EXERCISE GOAL: Where the data below has the string "have", return the whole line.

DATASET EXTRACT:
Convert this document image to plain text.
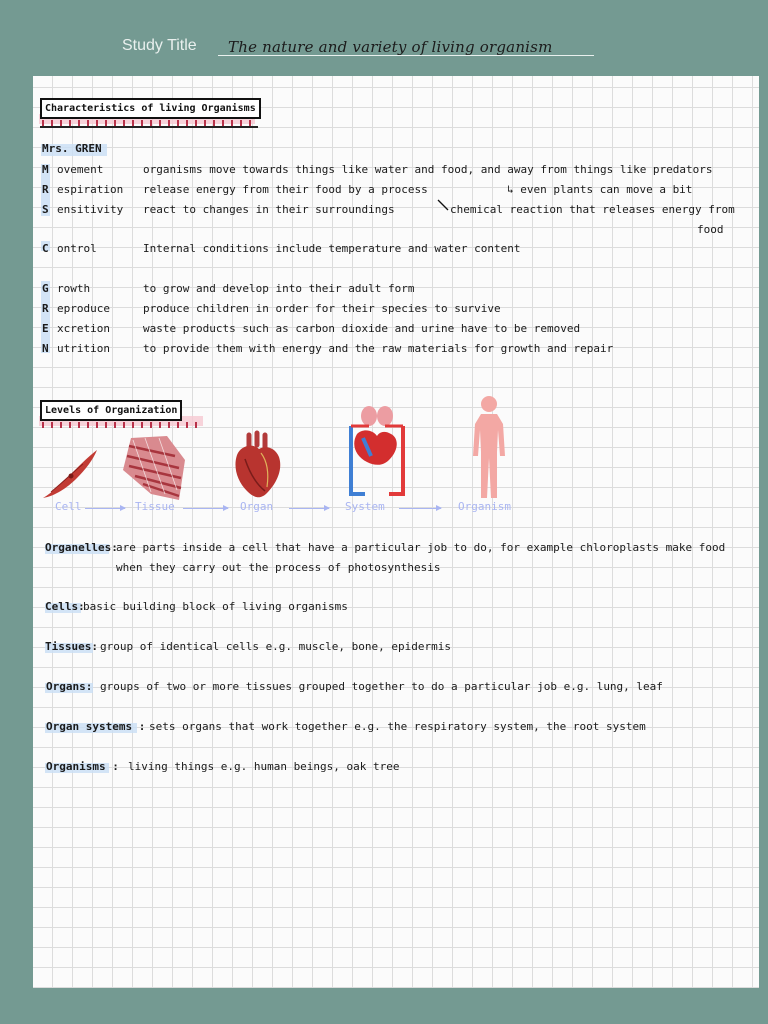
Study Title The nature and variety of living organism
Characteristics of living Organisms
Mrs. GREN
M ovement	organisms move towards things like water and food, and away from things like predators
R espiration release energy from their food by a process	↳ even plants can move a bit
S ensitivity react to changes in their surroundings	chemical reaction that releases energy from
food
C ontrol	Internal conditions include temperature and water content
G rowth	to grow and develop into their adult form
R eproduce	produce children in order for their species to survive
E xcretion	waste products such as carbon dioxide and urine have to be removed
N utrition	to provide them with energy and the raw materials for growth and repair
Levels of Organization
Cell	Tissue	Organ	System	Organism
Organelles:
are parts inside a cell that have a particular job to do, for example chloroplasts make food
when they carry out the process of photosynthesis
Cells:
basic building block of living organisms
Tissues: group of identical cells e.g. muscle, bone, epidermis
Organs: groups of two or more tissues grouped together to do a particular job e.g. lung, leaf
Organ systems : sets organs that work together e.g. the respiratory system, the root system
Organisms : living things e.g. human beings, oak tree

ANSWER:
E xcretion	waste products such as carbon dioxide and urine have to be removed
are parts inside a cell that have a particular job to do, for example chloroplasts make food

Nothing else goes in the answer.